EXERCISE BRIEF:
Copy out the lines of the records word for word, starting at the line containing "x-tick-label: 2015-09-03 —" and ending at the line containing "x-tick-label: 2019-11-20 —", with both of those lines included.

DATA FOR THIS EXERCISE:
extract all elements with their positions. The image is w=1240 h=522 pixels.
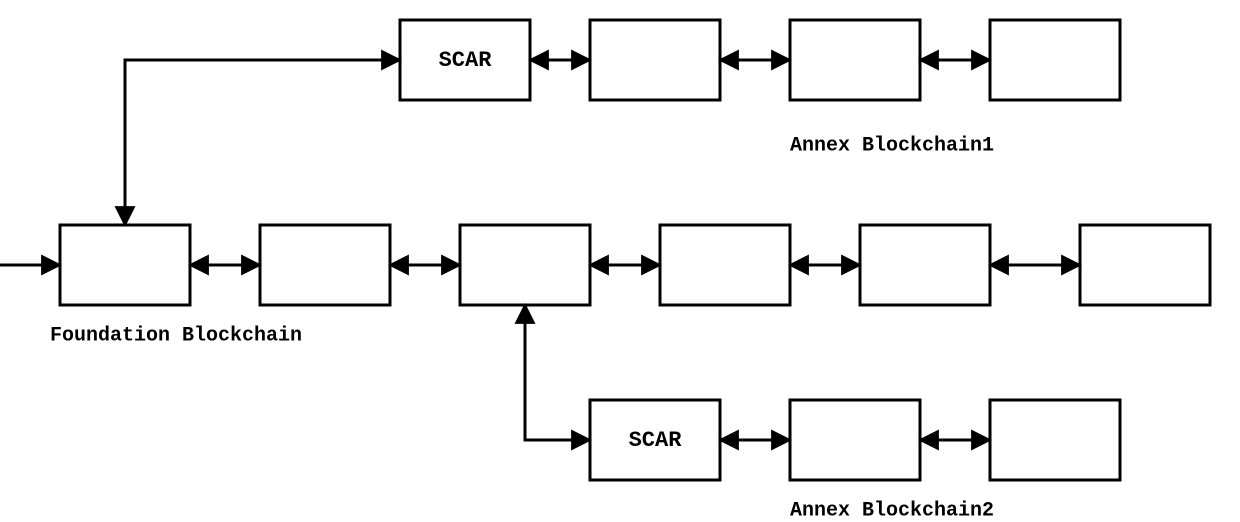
annex2-box: [790, 400, 920, 480]
link-f2-a2: [525, 305, 590, 440]
annex2-label: Annex Blockchain2: [790, 499, 994, 522]
link-f0-a1: [125, 60, 400, 225]
foundation-label: Foundation Blockchain: [50, 324, 302, 347]
foundation-box: [660, 225, 790, 305]
annex1-box: [790, 20, 920, 100]
foundation-box: [260, 225, 390, 305]
foundation-box: [860, 225, 990, 305]
annex1-box-label: SCAR: [439, 48, 493, 73]
annex1-label: Annex Blockchain1: [790, 134, 994, 157]
annex1-box: [990, 20, 1120, 100]
foundation-box: [460, 225, 590, 305]
blockchain-diagram: SCAR Annex Blockchain1 Foundation Blockcha…: [0, 0, 1240, 522]
annex2-box-label: SCAR: [629, 428, 683, 453]
annex2-box: [990, 400, 1120, 480]
annex1-box: [590, 20, 720, 100]
foundation-box: [1080, 225, 1210, 305]
foundation-box: [60, 225, 190, 305]
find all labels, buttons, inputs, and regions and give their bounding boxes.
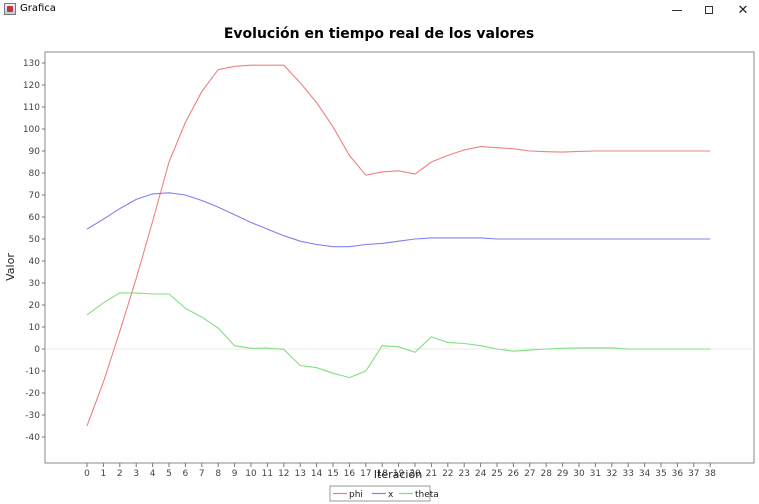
y-tick-label: 20 [29, 301, 41, 311]
x-tick-label: 35 [655, 469, 666, 479]
x-tick-label: 12 [278, 469, 289, 479]
x-tick-label: 16 [344, 469, 356, 479]
window-titlebar[interactable]: Grafica ✕ [0, 0, 759, 20]
window-title: Grafica [20, 3, 56, 14]
x-tick-label: 24 [475, 469, 487, 479]
plot-area [44, 51, 755, 464]
x-tick-label: 38 [704, 469, 716, 479]
close-icon: ✕ [737, 2, 749, 18]
x-tick-label: 9 [232, 469, 238, 479]
x-tick-label: 13 [294, 469, 305, 479]
x-axis-label: Iteración [374, 468, 422, 481]
series-line-phi [86, 64, 711, 427]
minimize-button[interactable] [660, 0, 694, 20]
y-tick-label: -10 [25, 367, 40, 377]
y-axis: -40 -30 -20 -10 0 10 20 30 40 50 60 70 80 90 100 110 120… [23, 59, 45, 443]
x-tick-label: 32 [606, 469, 617, 479]
chart-title: Evolución en tiempo real de los valores [224, 26, 534, 42]
x-tick-label: 4 [150, 469, 156, 479]
app-icon [4, 3, 16, 15]
x-axis: 0 1 2 3 4 5 6 7 8 9 10 11 12 13 14 15 16 17 18 19 20 21 22 23 24… [84, 463, 716, 479]
x-tick-label: 6 [183, 469, 189, 479]
x-tick-label: 10 [245, 469, 257, 479]
y-tick-label: 60 [29, 213, 41, 223]
y-tick-label: 130 [23, 59, 40, 69]
x-tick-label: 18 [376, 469, 388, 479]
x-tick-label: 3 [133, 469, 139, 479]
x-tick-label: 11 [262, 469, 273, 479]
y-tick-label: 110 [23, 103, 40, 113]
y-tick-label: 80 [29, 169, 41, 179]
legend-label-x: x [388, 490, 394, 500]
maximize-button[interactable] [692, 0, 726, 20]
y-tick-label: 120 [23, 81, 40, 91]
y-tick-label: 40 [29, 257, 41, 267]
y-tick-label: 0 [34, 345, 40, 355]
x-tick-label: 21 [426, 469, 437, 479]
x-tick-label: 26 [508, 469, 520, 479]
y-axis-label: Valor [4, 253, 17, 281]
x-tick-label: 2 [117, 469, 123, 479]
x-tick-label: 1 [101, 469, 107, 479]
x-tick-label: 23 [458, 469, 469, 479]
x-tick-label: 29 [557, 469, 569, 479]
x-tick-label: 27 [524, 469, 535, 479]
y-tick-label: -20 [25, 389, 40, 399]
y-tick-label: 100 [23, 125, 40, 135]
x-tick-label: 8 [215, 469, 221, 479]
y-tick-label: 90 [29, 147, 41, 157]
x-tick-label: 36 [672, 469, 684, 479]
y-tick-label: 50 [29, 235, 41, 245]
legend: phi x theta [329, 485, 439, 502]
x-tick-label: 37 [688, 469, 699, 479]
legend-label-phi: phi [349, 490, 363, 500]
y-tick-label: 10 [29, 323, 41, 333]
x-tick-label: 34 [639, 469, 651, 479]
x-tick-label: 5 [166, 469, 172, 479]
x-tick-label: 15 [327, 469, 338, 479]
series-line-x [86, 192, 711, 248]
series-line-theta [86, 292, 711, 379]
x-tick-label: 0 [84, 469, 90, 479]
series-lines [86, 64, 711, 427]
x-tick-label: 19 [393, 469, 405, 479]
x-tick-label: 7 [199, 469, 205, 479]
x-tick-label: 28 [540, 469, 552, 479]
x-tick-label: 31 [590, 469, 601, 479]
y-tick-label: -30 [25, 411, 40, 421]
x-tick-label: 20 [409, 469, 421, 479]
x-tick-label: 14 [311, 469, 323, 479]
y-tick-label: 30 [29, 279, 41, 289]
maximize-icon [705, 6, 713, 14]
close-button[interactable]: ✕ [726, 0, 759, 20]
minimize-icon [672, 9, 682, 11]
x-tick-label: 25 [491, 469, 502, 479]
x-tick-label: 17 [360, 469, 371, 479]
x-tick-label: 33 [622, 469, 633, 479]
y-tick-label: 70 [29, 191, 41, 201]
chart: Evolución en tiempo real de los valores … [4, 26, 755, 502]
y-tick-label: -40 [25, 433, 40, 443]
x-tick-label: 22 [442, 469, 453, 479]
legend-label-theta: theta [415, 490, 439, 500]
x-tick-label: 30 [573, 469, 585, 479]
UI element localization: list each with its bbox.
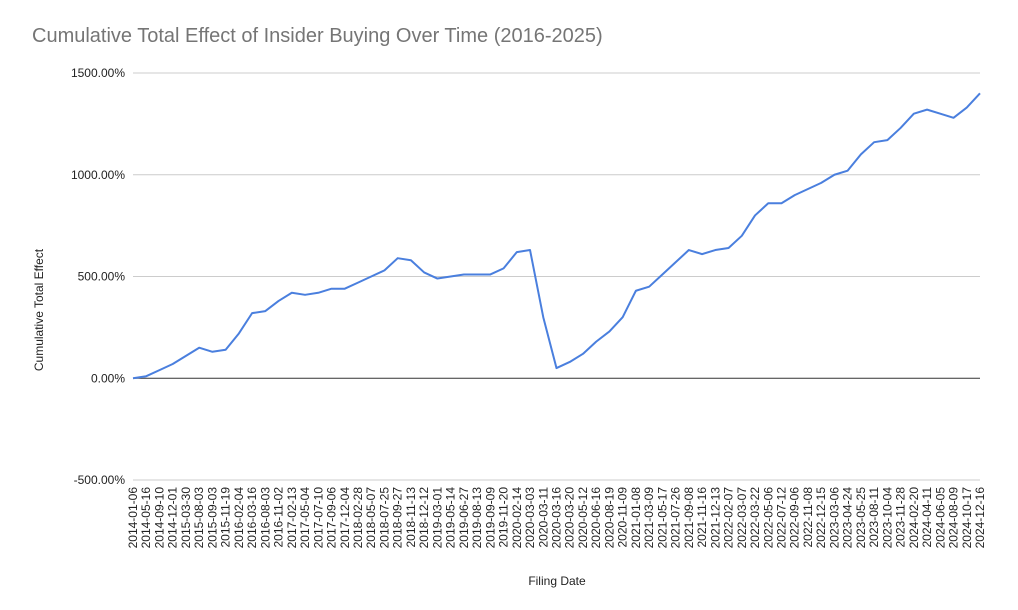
x-tick-label: 2015-09-03 — [205, 487, 219, 549]
x-tick-label: 2016-02-04 — [232, 487, 246, 549]
x-tick-label: 2018-05-07 — [364, 487, 378, 549]
x-tick-label: 2020-03-11 — [536, 487, 550, 548]
y-axis-title: Cumulative Total Effect — [32, 248, 46, 371]
line-series — [132, 92, 981, 380]
x-tick-label: 2021-05-17 — [655, 487, 669, 549]
x-tick-label: 2020-08-19 — [602, 487, 616, 549]
x-tick-label: 2022-11-08 — [801, 487, 815, 548]
x-tick-label: 2022-09-06 — [788, 487, 802, 549]
x-tick-label: 2021-07-26 — [669, 487, 683, 549]
x-tick-label: 2016-11-02 — [272, 487, 286, 548]
x-tick-label: 2014-12-01 — [166, 487, 180, 549]
y-tick-label: 0.00% — [91, 371, 125, 385]
x-tick-label: 2020-11-09 — [616, 487, 630, 548]
x-tick-label: 2020-03-20 — [563, 487, 577, 549]
x-tick-label: 2024-04-11 — [920, 487, 934, 548]
y-tick-label: -500.00% — [74, 473, 126, 487]
x-tick-label: 2017-05-04 — [298, 487, 312, 549]
x-tick-label: 2014-09-10 — [152, 487, 166, 549]
x-tick-label: 2015-11-19 — [219, 487, 233, 548]
x-tick-label: 2019-11-20 — [497, 487, 511, 548]
x-tick-label: 2024-06-05 — [933, 487, 947, 549]
x-tick-label: 2019-08-13 — [470, 487, 484, 549]
x-tick-label: 2020-03-03 — [523, 487, 537, 549]
x-tick-label: 2021-11-16 — [695, 487, 709, 548]
x-tick-label: 2018-11-13 — [404, 487, 418, 548]
x-tick-label: 2023-10-04 — [880, 487, 894, 549]
x-tick-label: 2024-12-16 — [973, 487, 987, 549]
x-tick-label: 2023-03-06 — [827, 487, 841, 549]
x-tick-label: 2020-06-16 — [589, 487, 603, 549]
x-tick-label: 2023-05-25 — [854, 487, 868, 549]
x-tick-label: 2023-08-11 — [867, 487, 881, 548]
x-tick-label: 2022-03-07 — [735, 487, 749, 549]
x-tick-label: 2024-08-09 — [947, 487, 961, 549]
x-tick-label: 2018-12-12 — [417, 487, 431, 549]
x-tick-label: 2018-09-27 — [391, 487, 405, 549]
x-tick-label: 2018-07-25 — [377, 487, 391, 549]
x-tick-label: 2016-08-03 — [258, 487, 272, 549]
x-tick-label: 2023-04-24 — [841, 487, 855, 549]
x-tick-label: 2017-07-10 — [311, 487, 325, 549]
x-tick-label: 2024-02-20 — [907, 487, 921, 549]
x-tick-label: 2014-05-16 — [139, 487, 153, 549]
x-tick-label: 2020-05-12 — [576, 487, 590, 549]
x-tick-label: 2019-05-14 — [444, 487, 458, 549]
x-tick-label: 2021-01-08 — [629, 487, 643, 549]
y-tick-label: 500.00% — [78, 270, 126, 284]
x-tick-label: 2021-09-08 — [682, 487, 696, 549]
x-tick-label: 2015-08-03 — [192, 487, 206, 549]
x-tick-label: 2021-12-13 — [708, 487, 722, 549]
x-tick-label: 2023-11-28 — [894, 487, 908, 548]
x-tick-label: 2014-01-06 — [126, 487, 140, 549]
x-tick-label: 2024-10-17 — [960, 487, 974, 549]
x-tick-label: 2022-05-06 — [761, 487, 775, 549]
x-tick-label: 2021-03-09 — [642, 487, 656, 549]
x-tick-label: 2019-09-09 — [483, 487, 497, 549]
x-tick-label: 2022-12-15 — [814, 487, 828, 549]
x-tick-label: 2020-03-16 — [550, 487, 564, 549]
x-tick-label: 2019-06-27 — [457, 487, 471, 549]
x-tick-label: 2022-07-12 — [774, 487, 788, 549]
y-tick-label: 1500.00% — [71, 66, 125, 80]
x-tick-label: 2019-03-01 — [430, 487, 444, 549]
x-tick-label: 2020-02-14 — [510, 487, 524, 549]
x-tick-label: 2022-03-22 — [748, 487, 762, 549]
chart-title: Cumulative Total Effect of Insider Buyin… — [32, 25, 603, 47]
x-tick-label: 2018-02-28 — [351, 487, 365, 549]
y-tick-label: 1000.00% — [71, 168, 125, 182]
x-tick-label: 2015-03-30 — [179, 487, 193, 549]
x-tick-label: 2017-02-13 — [285, 487, 299, 549]
x-tick-label: 2017-12-04 — [338, 487, 352, 549]
x-axis-title: Filing Date — [528, 574, 586, 588]
x-tick-label: 2017-09-06 — [325, 487, 339, 549]
x-tick-label: 2022-02-07 — [722, 487, 736, 549]
x-tick-label: 2016-03-16 — [245, 487, 259, 549]
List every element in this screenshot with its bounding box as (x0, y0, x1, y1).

TASK RESPONSE:
x-tick-label: 2015-09-03 — [205, 487, 219, 549]
x-tick-label: 2016-02-04 — [232, 487, 246, 549]
x-tick-label: 2018-05-07 — [364, 487, 378, 549]
x-tick-label: 2020-03-11 — [536, 487, 550, 548]
y-axis-title: Cumulative Total Effect — [32, 248, 46, 371]
line-series — [132, 92, 981, 380]
x-tick-label: 2021-05-17 — [655, 487, 669, 549]
x-tick-label: 2020-08-19 — [602, 487, 616, 549]
x-tick-label: 2022-11-08 — [801, 487, 815, 548]
x-tick-label: 2022-09-06 — [788, 487, 802, 549]
x-tick-label: 2021-07-26 — [669, 487, 683, 549]
x-tick-label: 2016-11-02 — [272, 487, 286, 548]
x-tick-label: 2014-12-01 — [166, 487, 180, 549]
y-tick-label: 0.00% — [91, 371, 125, 385]
x-tick-label: 2020-11-09 — [616, 487, 630, 548]
x-tick-label: 2020-03-20 — [563, 487, 577, 549]
x-tick-label: 2024-04-11 — [920, 487, 934, 548]
y-tick-label: -500.00% — [74, 473, 126, 487]
x-tick-label: 2017-05-04 — [298, 487, 312, 549]
x-tick-label: 2014-09-10 — [152, 487, 166, 549]
x-tick-label: 2015-11-19 — [219, 487, 233, 548]
x-tick-label: 2019-11-20 — [497, 487, 511, 548]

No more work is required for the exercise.